[Part of a data file]
*-*-*

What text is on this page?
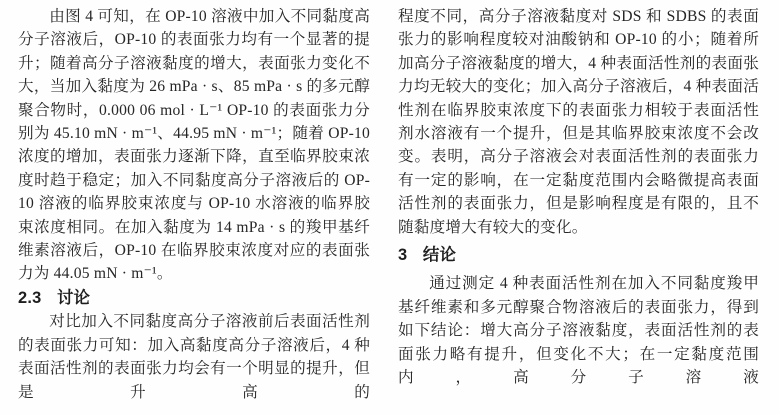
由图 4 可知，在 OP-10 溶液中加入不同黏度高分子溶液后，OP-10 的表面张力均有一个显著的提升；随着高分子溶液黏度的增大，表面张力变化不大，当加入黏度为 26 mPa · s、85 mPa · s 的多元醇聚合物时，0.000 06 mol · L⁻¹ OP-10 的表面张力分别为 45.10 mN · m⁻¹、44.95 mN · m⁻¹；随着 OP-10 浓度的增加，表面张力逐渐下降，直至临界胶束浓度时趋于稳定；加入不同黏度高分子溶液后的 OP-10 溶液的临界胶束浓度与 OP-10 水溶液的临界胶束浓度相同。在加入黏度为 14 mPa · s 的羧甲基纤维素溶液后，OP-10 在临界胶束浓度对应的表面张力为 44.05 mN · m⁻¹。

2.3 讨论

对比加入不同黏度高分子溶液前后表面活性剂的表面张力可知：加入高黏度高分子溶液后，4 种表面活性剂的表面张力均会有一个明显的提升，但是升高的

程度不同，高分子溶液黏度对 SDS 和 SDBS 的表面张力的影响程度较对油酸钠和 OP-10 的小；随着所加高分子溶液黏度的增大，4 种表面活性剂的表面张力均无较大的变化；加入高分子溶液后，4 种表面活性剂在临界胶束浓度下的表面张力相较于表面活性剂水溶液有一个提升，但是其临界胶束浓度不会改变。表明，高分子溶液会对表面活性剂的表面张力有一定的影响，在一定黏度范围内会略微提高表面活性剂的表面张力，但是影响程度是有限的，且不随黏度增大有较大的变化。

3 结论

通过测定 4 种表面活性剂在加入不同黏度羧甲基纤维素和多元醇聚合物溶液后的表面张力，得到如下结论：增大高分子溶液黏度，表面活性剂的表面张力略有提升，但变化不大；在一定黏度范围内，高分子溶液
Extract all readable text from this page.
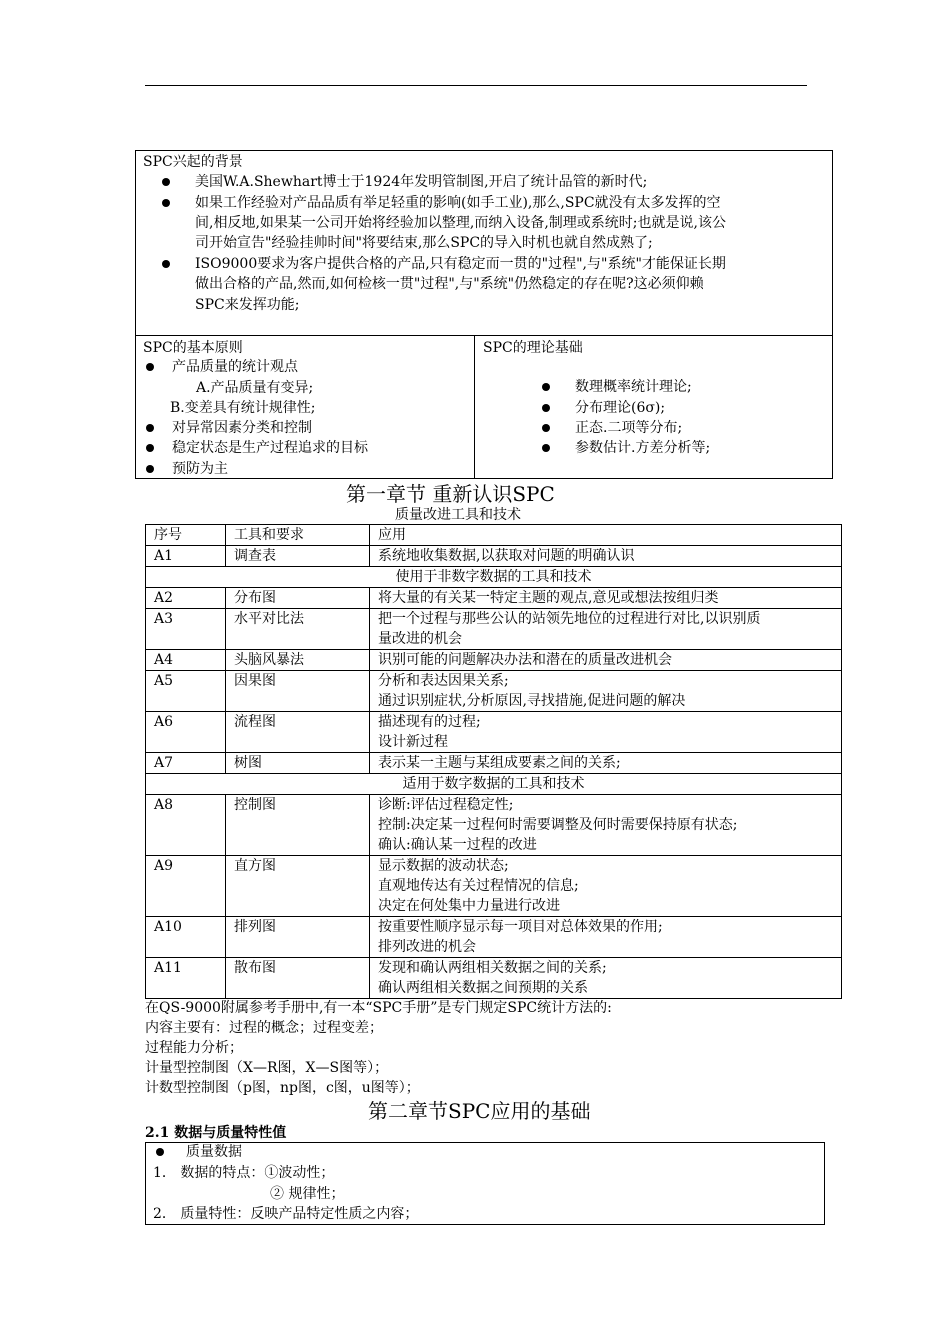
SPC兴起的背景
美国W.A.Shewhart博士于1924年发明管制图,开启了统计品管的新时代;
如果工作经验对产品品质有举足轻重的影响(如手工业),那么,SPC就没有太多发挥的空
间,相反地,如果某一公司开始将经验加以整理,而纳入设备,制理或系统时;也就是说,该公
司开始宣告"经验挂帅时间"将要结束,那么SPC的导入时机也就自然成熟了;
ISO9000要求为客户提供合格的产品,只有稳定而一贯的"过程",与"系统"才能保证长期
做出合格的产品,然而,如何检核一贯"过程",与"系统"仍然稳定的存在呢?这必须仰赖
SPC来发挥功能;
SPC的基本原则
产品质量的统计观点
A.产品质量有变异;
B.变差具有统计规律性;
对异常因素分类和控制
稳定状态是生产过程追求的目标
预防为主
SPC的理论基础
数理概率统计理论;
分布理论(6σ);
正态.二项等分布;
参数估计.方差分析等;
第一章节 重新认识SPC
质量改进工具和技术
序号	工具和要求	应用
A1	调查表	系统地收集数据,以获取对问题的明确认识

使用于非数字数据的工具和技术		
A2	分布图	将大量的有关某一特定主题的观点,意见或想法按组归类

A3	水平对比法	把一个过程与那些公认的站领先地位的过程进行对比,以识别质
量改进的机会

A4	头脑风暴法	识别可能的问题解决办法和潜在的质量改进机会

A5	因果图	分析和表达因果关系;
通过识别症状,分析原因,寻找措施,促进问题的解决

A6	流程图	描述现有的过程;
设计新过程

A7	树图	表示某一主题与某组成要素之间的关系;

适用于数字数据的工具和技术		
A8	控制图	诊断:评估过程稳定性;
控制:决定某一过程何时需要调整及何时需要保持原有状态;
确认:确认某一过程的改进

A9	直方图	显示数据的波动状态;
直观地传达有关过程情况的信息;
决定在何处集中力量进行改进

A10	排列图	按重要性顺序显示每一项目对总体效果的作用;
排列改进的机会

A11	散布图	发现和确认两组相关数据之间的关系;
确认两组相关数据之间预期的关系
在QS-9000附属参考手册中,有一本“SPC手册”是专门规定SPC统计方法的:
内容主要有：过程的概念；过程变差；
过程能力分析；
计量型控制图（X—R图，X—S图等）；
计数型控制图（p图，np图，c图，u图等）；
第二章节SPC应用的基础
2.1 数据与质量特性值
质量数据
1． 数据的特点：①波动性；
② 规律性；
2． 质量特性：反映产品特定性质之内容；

*-*-*

-- AIM OF THE EXERCISE --
Skip every picture and transcribe the data above exactly.

-- ANSWER TO THE EXERCISE --
What text is on this page?
由图 4 可知，在 OP-10 溶液中加入不同黏度高分子溶液后，OP-10 的表面张力均有一个显著的提升；随着高分子溶液黏度的增大，表面张力变化不大，当加入黏度为 26 mPa · s、85 mPa · s 的多元醇聚合物时，0.000 06 mol · L⁻¹ OP-10 的表面张力分别为 45.10 mN · m⁻¹、44.95 mN · m⁻¹；随着 OP-10 浓度的增加，表面张力逐渐下降，直至临界胶束浓度时趋于稳定；加入不同黏度高分子溶液后的 OP-10 溶液的临界胶束浓度与 OP-10 水溶液的临界胶束浓度相同。在加入黏度为 14 mPa · s 的羧甲基纤维素溶液后，OP-10 在临界胶束浓度对应的表面张力为 44.05 mN · m⁻¹。

2.3 讨论

对比加入不同黏度高分子溶液前后表面活性剂的表面张力可知：加入高黏度高分子溶液后，4 种表面活性剂的表面张力均会有一个明显的提升，但是升高的

程度不同，高分子溶液黏度对 SDS 和 SDBS 的表面张力的影响程度较对油酸钠和 OP-10 的小；随着所加高分子溶液黏度的增大，4 种表面活性剂的表面张力均无较大的变化；加入高分子溶液后，4 种表面活性剂在临界胶束浓度下的表面张力相较于表面活性剂水溶液有一个提升，但是其临界胶束浓度不会改变。表明，高分子溶液会对表面活性剂的表面张力有一定的影响，在一定黏度范围内会略微提高表面活性剂的表面张力，但是影响程度是有限的，且不随黏度增大有较大的变化。

3 结论

通过测定 4 种表面活性剂在加入不同黏度羧甲基纤维素和多元醇聚合物溶液后的表面张力，得到如下结论：增大高分子溶液黏度，表面活性剂的表面张力略有提升，但变化不大；在一定黏度范围内，高分子溶液
Extract all readable text from this page.
SPC兴起的背景
美国W.A.Shewhart博士于1924年发明管制图,开启了统计品管的新时代;
如果工作经验对产品品质有举足轻重的影响(如手工业),那么,SPC就没有太多发挥的空
间,相反地,如果某一公司开始将经验加以整理,而纳入设备,制理或系统时;也就是说,该公
司开始宣告"经验挂帅时间"将要结束,那么SPC的导入时机也就自然成熟了;
ISO9000要求为客户提供合格的产品,只有稳定而一贯的"过程",与"系统"才能保证长期
做出合格的产品,然而,如何检核一贯"过程",与"系统"仍然稳定的存在呢?这必须仰赖
SPC来发挥功能;
SPC的基本原则
产品质量的统计观点
A.产品质量有变异;
B.变差具有统计规律性;
对异常因素分类和控制
稳定状态是生产过程追求的目标
预防为主
SPC的理论基础
数理概率统计理论;
分布理论(6σ);
正态.二项等分布;
参数估计.方差分析等;
第一章节 重新认识SPC
质量改进工具和技术
序号	工具和要求	应用
A1	调查表	系统地收集数据,以获取对问题的明确认识

使用于非数字数据的工具和技术		
A2	分布图	将大量的有关某一特定主题的观点,意见或想法按组归类

A3	水平对比法	把一个过程与那些公认的站领先地位的过程进行对比,以识别质
量改进的机会

A4	头脑风暴法	识别可能的问题解决办法和潜在的质量改进机会

A5	因果图	分析和表达因果关系;
通过识别症状,分析原因,寻找措施,促进问题的解决

A6	流程图	描述现有的过程;
设计新过程

A7	树图	表示某一主题与某组成要素之间的关系;

适用于数字数据的工具和技术		
A8	控制图	诊断:评估过程稳定性;
控制:决定某一过程何时需要调整及何时需要保持原有状态;
确认:确认某一过程的改进

A9	直方图	显示数据的波动状态;
直观地传达有关过程情况的信息;
决定在何处集中力量进行改进

A10	排列图	按重要性顺序显示每一项目对总体效果的作用;
排列改进的机会

A11	散布图	发现和确认两组相关数据之间的关系;
确认两组相关数据之间预期的关系
在QS-9000附属参考手册中,有一本“SPC手册”是专门规定SPC统计方法的:
内容主要有：过程的概念；过程变差；
过程能力分析；
计量型控制图（X—R图，X—S图等）；
计数型控制图（p图，np图，c图，u图等）；
第二章节SPC应用的基础
2.1 数据与质量特性值
质量数据
1． 数据的特点：①波动性；
② 规律性；
2． 质量特性：反映产品特定性质之内容；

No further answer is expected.